What to do:
Pictures aside, write every record out again word for word.
(Material for the task begins)
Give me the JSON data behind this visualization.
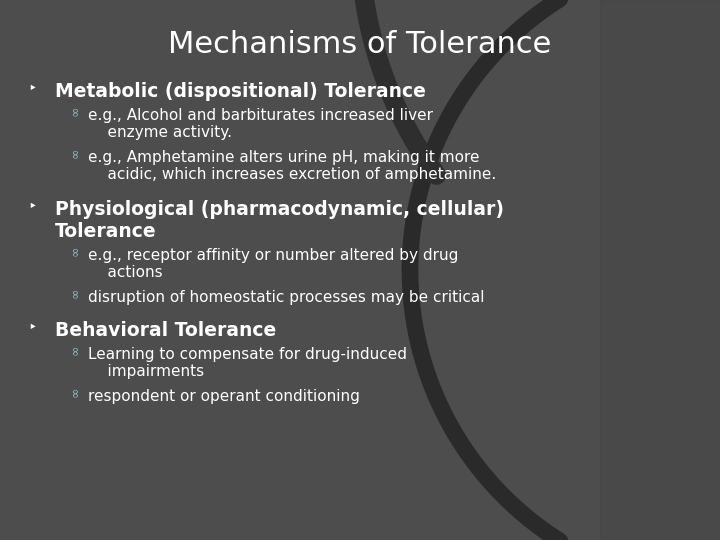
{
  "title": "Mechanisms of Tolerance",
  "title_fontsize": 22,
  "title_color": "#FFFFFF",
  "bg_color": "#4d4d4d",
  "bullet_color": "#FFFFFF",
  "sub_bullet_color": "#90C0C8",
  "sections": [
    {
      "heading": "Metabolic (dispositional) Tolerance",
      "heading_fontsize": 13.5,
      "sub_items": [
        "e.g., Alcohol and barbiturates increased liver\n    enzyme activity.",
        "e.g., Amphetamine alters urine pH, making it more\n    acidic, which increases excretion of amphetamine."
      ]
    },
    {
      "heading": "Physiological (pharmacodynamic, cellular)\nTolerance",
      "heading_fontsize": 13.5,
      "sub_items": [
        "e.g., receptor affinity or number altered by drug\n    actions",
        "disruption of homeostatic processes may be critical"
      ]
    },
    {
      "heading": "Behavioral Tolerance",
      "heading_fontsize": 13.5,
      "sub_items": [
        "Learning to compensate for drug-induced\n    impairments",
        "respondent or operant conditioning"
      ]
    }
  ],
  "sub_item_fontsize": 11,
  "figsize": [
    7.2,
    5.4
  ],
  "dpi": 100
}
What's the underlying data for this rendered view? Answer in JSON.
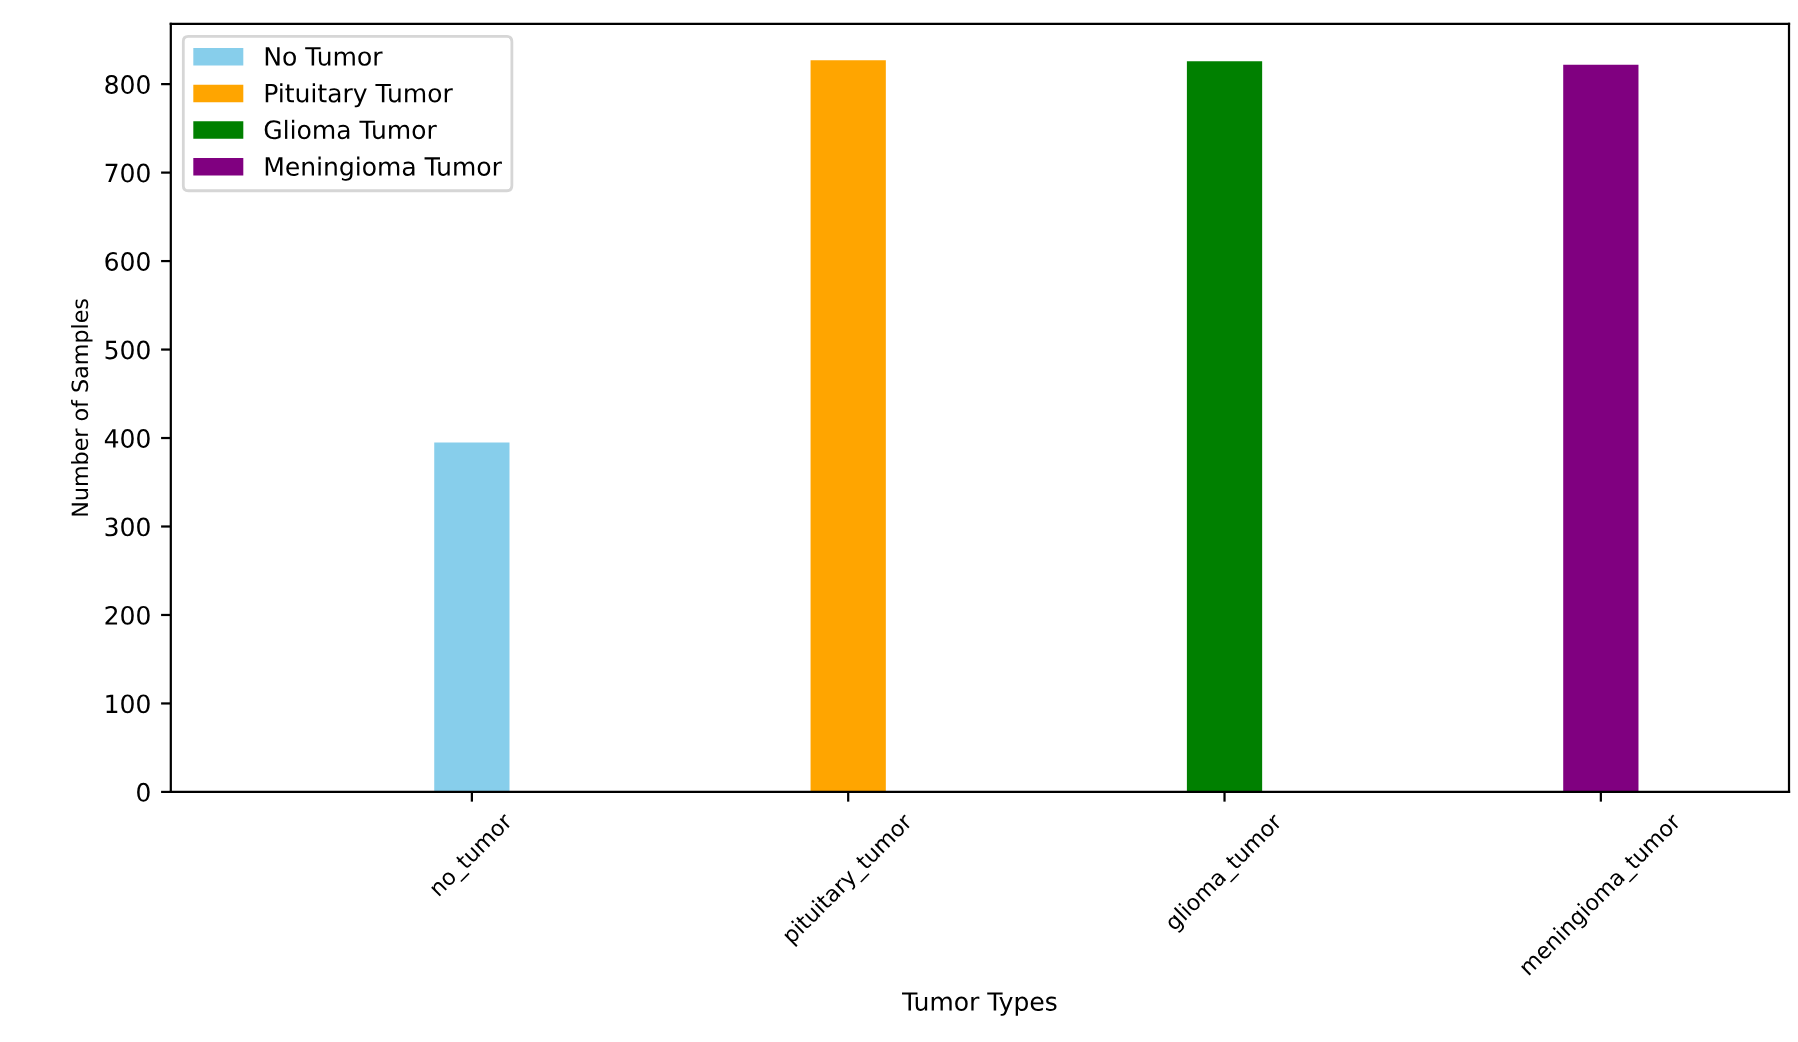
{
  "chart_data": {
    "type": "bar",
    "xlabel": "Tumor Types",
    "ylabel": "Number of Samples",
    "categories": [
      "no_tumor",
      "pituitary_tumor",
      "glioma_tumor",
      "meningioma_tumor"
    ],
    "series": [
      {
        "name": "No Tumor",
        "color": "#87ceeb",
        "values": [
          395,
          null,
          null,
          null
        ]
      },
      {
        "name": "Pituitary Tumor",
        "color": "#ffa500",
        "values": [
          null,
          827,
          null,
          null
        ]
      },
      {
        "name": "Glioma Tumor",
        "color": "#008000",
        "values": [
          null,
          null,
          826,
          null
        ]
      },
      {
        "name": "Meningioma Tumor",
        "color": "#800080",
        "values": [
          null,
          null,
          null,
          822
        ]
      }
    ],
    "ylim": [
      0,
      868
    ],
    "yticks": [
      0,
      100,
      200,
      300,
      400,
      500,
      600,
      700,
      800
    ],
    "grid": false,
    "legend": "top left"
  }
}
(Material for the task ends)
Result below:
Give me the JSON data behind this visualization.
{
  "title": "Mechanisms of Tolerance",
  "title_fontsize": 22,
  "title_color": "#FFFFFF",
  "bg_color": "#4d4d4d",
  "bullet_color": "#FFFFFF",
  "sub_bullet_color": "#90C0C8",
  "sections": [
    {
      "heading": "Metabolic (dispositional) Tolerance",
      "heading_fontsize": 13.5,
      "sub_items": [
        "e.g., Alcohol and barbiturates increased liver\n    enzyme activity.",
        "e.g., Amphetamine alters urine pH, making it more\n    acidic, which increases excretion of amphetamine."
      ]
    },
    {
      "heading": "Physiological (pharmacodynamic, cellular)\nTolerance",
      "heading_fontsize": 13.5,
      "sub_items": [
        "e.g., receptor affinity or number altered by drug\n    actions",
        "disruption of homeostatic processes may be critical"
      ]
    },
    {
      "heading": "Behavioral Tolerance",
      "heading_fontsize": 13.5,
      "sub_items": [
        "Learning to compensate for drug-induced\n    impairments",
        "respondent or operant conditioning"
      ]
    }
  ],
  "sub_item_fontsize": 11,
  "figsize": [
    7.2,
    5.4
  ],
  "dpi": 100
}
What's the underlying data for this rendered view? Answer in JSON.
{
  "chart_data": {
    "type": "bar",
    "xlabel": "Tumor Types",
    "ylabel": "Number of Samples",
    "categories": [
      "no_tumor",
      "pituitary_tumor",
      "glioma_tumor",
      "meningioma_tumor"
    ],
    "series": [
      {
        "name": "No Tumor",
        "color": "#87ceeb",
        "values": [
          395,
          null,
          null,
          null
        ]
      },
      {
        "name": "Pituitary Tumor",
        "color": "#ffa500",
        "values": [
          null,
          827,
          null,
          null
        ]
      },
      {
        "name": "Glioma Tumor",
        "color": "#008000",
        "values": [
          null,
          null,
          826,
          null
        ]
      },
      {
        "name": "Meningioma Tumor",
        "color": "#800080",
        "values": [
          null,
          null,
          null,
          822
        ]
      }
    ],
    "ylim": [
      0,
      868
    ],
    "yticks": [
      0,
      100,
      200,
      300,
      400,
      500,
      600,
      700,
      800
    ],
    "grid": false,
    "legend": "top left"
  }
}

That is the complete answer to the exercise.